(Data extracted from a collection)
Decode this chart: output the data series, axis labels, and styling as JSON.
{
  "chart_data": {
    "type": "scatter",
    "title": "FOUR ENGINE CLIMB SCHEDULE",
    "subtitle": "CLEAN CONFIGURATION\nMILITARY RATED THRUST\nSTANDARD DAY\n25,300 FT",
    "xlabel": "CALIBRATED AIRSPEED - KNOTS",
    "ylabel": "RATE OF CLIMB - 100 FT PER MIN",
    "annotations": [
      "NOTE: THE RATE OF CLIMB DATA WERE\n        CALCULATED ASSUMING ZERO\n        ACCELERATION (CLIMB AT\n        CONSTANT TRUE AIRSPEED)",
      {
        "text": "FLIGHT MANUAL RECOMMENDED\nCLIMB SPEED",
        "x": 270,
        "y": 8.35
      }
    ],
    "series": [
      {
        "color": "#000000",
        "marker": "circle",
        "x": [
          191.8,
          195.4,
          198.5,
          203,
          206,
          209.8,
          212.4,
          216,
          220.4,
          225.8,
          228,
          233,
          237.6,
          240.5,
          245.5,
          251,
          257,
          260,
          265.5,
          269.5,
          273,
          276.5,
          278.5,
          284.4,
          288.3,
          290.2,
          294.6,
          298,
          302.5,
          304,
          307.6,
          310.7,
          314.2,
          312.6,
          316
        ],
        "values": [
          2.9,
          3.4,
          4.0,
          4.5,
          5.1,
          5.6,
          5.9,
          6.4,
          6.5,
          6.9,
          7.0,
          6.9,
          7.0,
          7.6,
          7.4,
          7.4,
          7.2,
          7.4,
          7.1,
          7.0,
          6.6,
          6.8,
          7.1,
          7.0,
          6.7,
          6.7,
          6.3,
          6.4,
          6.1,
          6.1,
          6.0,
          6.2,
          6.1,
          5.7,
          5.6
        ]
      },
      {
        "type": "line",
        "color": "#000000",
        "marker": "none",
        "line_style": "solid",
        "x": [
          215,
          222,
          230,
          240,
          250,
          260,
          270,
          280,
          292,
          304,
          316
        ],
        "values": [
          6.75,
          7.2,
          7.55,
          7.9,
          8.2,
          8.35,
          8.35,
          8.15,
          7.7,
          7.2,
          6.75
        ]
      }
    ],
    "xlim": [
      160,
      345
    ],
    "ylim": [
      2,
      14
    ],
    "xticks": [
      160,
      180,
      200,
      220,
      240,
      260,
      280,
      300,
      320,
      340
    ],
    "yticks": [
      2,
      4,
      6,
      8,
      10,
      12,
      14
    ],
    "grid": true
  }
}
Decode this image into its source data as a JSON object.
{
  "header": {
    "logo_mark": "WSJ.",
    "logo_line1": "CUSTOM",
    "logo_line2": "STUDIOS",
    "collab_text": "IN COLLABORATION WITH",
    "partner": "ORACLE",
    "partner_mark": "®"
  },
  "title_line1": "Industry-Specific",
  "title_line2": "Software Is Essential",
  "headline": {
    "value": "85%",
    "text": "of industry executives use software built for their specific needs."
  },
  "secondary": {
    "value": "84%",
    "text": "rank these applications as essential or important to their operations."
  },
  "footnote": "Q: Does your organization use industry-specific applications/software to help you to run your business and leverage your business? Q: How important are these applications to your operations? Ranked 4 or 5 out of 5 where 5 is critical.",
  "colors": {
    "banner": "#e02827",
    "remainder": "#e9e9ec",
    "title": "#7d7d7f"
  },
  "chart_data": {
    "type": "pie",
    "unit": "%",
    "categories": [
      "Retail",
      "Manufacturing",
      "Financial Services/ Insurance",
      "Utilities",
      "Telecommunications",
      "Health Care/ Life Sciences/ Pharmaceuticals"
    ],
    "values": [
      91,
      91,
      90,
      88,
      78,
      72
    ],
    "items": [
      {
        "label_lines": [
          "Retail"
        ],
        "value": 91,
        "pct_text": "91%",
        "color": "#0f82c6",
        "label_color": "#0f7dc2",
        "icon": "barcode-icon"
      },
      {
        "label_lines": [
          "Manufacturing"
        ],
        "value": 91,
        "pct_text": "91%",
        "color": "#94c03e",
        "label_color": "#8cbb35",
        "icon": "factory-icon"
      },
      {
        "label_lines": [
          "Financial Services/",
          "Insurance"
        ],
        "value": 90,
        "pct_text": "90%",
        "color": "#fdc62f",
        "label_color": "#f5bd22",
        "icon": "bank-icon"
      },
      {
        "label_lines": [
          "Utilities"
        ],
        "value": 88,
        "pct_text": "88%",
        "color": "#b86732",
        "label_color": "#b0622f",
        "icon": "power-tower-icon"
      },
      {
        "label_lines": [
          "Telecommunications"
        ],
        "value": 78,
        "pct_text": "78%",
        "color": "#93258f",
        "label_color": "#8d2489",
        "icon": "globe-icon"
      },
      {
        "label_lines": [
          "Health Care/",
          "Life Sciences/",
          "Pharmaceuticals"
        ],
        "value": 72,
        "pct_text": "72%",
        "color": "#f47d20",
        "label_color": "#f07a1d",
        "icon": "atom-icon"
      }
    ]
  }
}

Short exercise: Emit the full listing verbatim.

Exercise solution:
Decode this chart: output the data series, axis labels, and styling as JSON.
{
  "chart_data": {
    "type": "scatter",
    "title": "FOUR ENGINE CLIMB SCHEDULE",
    "subtitle": "CLEAN CONFIGURATION\nMILITARY RATED THRUST\nSTANDARD DAY\n25,300 FT",
    "xlabel": "CALIBRATED AIRSPEED - KNOTS",
    "ylabel": "RATE OF CLIMB - 100 FT PER MIN",
    "annotations": [
      "NOTE: THE RATE OF CLIMB DATA WERE\n        CALCULATED ASSUMING ZERO\n        ACCELERATION (CLIMB AT\n        CONSTANT TRUE AIRSPEED)",
      {
        "text": "FLIGHT MANUAL RECOMMENDED\nCLIMB SPEED",
        "x": 270,
        "y": 8.35
      }
    ],
    "series": [
      {
        "color": "#000000",
        "marker": "circle",
        "x": [
          191.8,
          195.4,
          198.5,
          203,
          206,
          209.8,
          212.4,
          216,
          220.4,
          225.8,
          228,
          233,
          237.6,
          240.5,
          245.5,
          251,
          257,
          260,
          265.5,
          269.5,
          273,
          276.5,
          278.5,
          284.4,
          288.3,
          290.2,
          294.6,
          298,
          302.5,
          304,
          307.6,
          310.7,
          314.2,
          312.6,
          316
        ],
        "values": [
          2.9,
          3.4,
          4.0,
          4.5,
          5.1,
          5.6,
          5.9,
          6.4,
          6.5,
          6.9,
          7.0,
          6.9,
          7.0,
          7.6,
          7.4,
          7.4,
          7.2,
          7.4,
          7.1,
          7.0,
          6.6,
          6.8,
          7.1,
          7.0,
          6.7,
          6.7,
          6.3,
          6.4,
          6.1,
          6.1,
          6.0,
          6.2,
          6.1,
          5.7,
          5.6
        ]
      },
      {
        "type": "line",
        "color": "#000000",
        "marker": "none",
        "line_style": "solid",
        "x": [
          215,
          222,
          230,
          240,
          250,
          260,
          270,
          280,
          292,
          304,
          316
        ],
        "values": [
          6.75,
          7.2,
          7.55,
          7.9,
          8.2,
          8.35,
          8.35,
          8.15,
          7.7,
          7.2,
          6.75
        ]
      }
    ],
    "xlim": [
      160,
      345
    ],
    "ylim": [
      2,
      14
    ],
    "xticks": [
      160,
      180,
      200,
      220,
      240,
      260,
      280,
      300,
      320,
      340
    ],
    "yticks": [
      2,
      4,
      6,
      8,
      10,
      12,
      14
    ],
    "grid": true
  }
}
Decode this image into its source data as a JSON object.
{
  "header": {
    "logo_mark": "WSJ.",
    "logo_line1": "CUSTOM",
    "logo_line2": "STUDIOS",
    "collab_text": "IN COLLABORATION WITH",
    "partner": "ORACLE",
    "partner_mark": "®"
  },
  "title_line1": "Industry-Specific",
  "title_line2": "Software Is Essential",
  "headline": {
    "value": "85%",
    "text": "of industry executives use software built for their specific needs."
  },
  "secondary": {
    "value": "84%",
    "text": "rank these applications as essential or important to their operations."
  },
  "footnote": "Q: Does your organization use industry-specific applications/software to help you to run your business and leverage your business? Q: How important are these applications to your operations? Ranked 4 or 5 out of 5 where 5 is critical.",
  "colors": {
    "banner": "#e02827",
    "remainder": "#e9e9ec",
    "title": "#7d7d7f"
  },
  "chart_data": {
    "type": "pie",
    "unit": "%",
    "categories": [
      "Retail",
      "Manufacturing",
      "Financial Services/ Insurance",
      "Utilities",
      "Telecommunications",
      "Health Care/ Life Sciences/ Pharmaceuticals"
    ],
    "values": [
      91,
      91,
      90,
      88,
      78,
      72
    ],
    "items": [
      {
        "label_lines": [
          "Retail"
        ],
        "value": 91,
        "pct_text": "91%",
        "color": "#0f82c6",
        "label_color": "#0f7dc2",
        "icon": "barcode-icon"
      },
      {
        "label_lines": [
          "Manufacturing"
        ],
        "value": 91,
        "pct_text": "91%",
        "color": "#94c03e",
        "label_color": "#8cbb35",
        "icon": "factory-icon"
      },
      {
        "label_lines": [
          "Financial Services/",
          "Insurance"
        ],
        "value": 90,
        "pct_text": "90%",
        "color": "#fdc62f",
        "label_color": "#f5bd22",
        "icon": "bank-icon"
      },
      {
        "label_lines": [
          "Utilities"
        ],
        "value": 88,
        "pct_text": "88%",
        "color": "#b86732",
        "label_color": "#b0622f",
        "icon": "power-tower-icon"
      },
      {
        "label_lines": [
          "Telecommunications"
        ],
        "value": 78,
        "pct_text": "78%",
        "color": "#93258f",
        "label_color": "#8d2489",
        "icon": "globe-icon"
      },
      {
        "label_lines": [
          "Health Care/",
          "Life Sciences/",
          "Pharmaceuticals"
        ],
        "value": 72,
        "pct_text": "72%",
        "color": "#f47d20",
        "label_color": "#f07a1d",
        "icon": "atom-icon"
      }
    ]
  }
}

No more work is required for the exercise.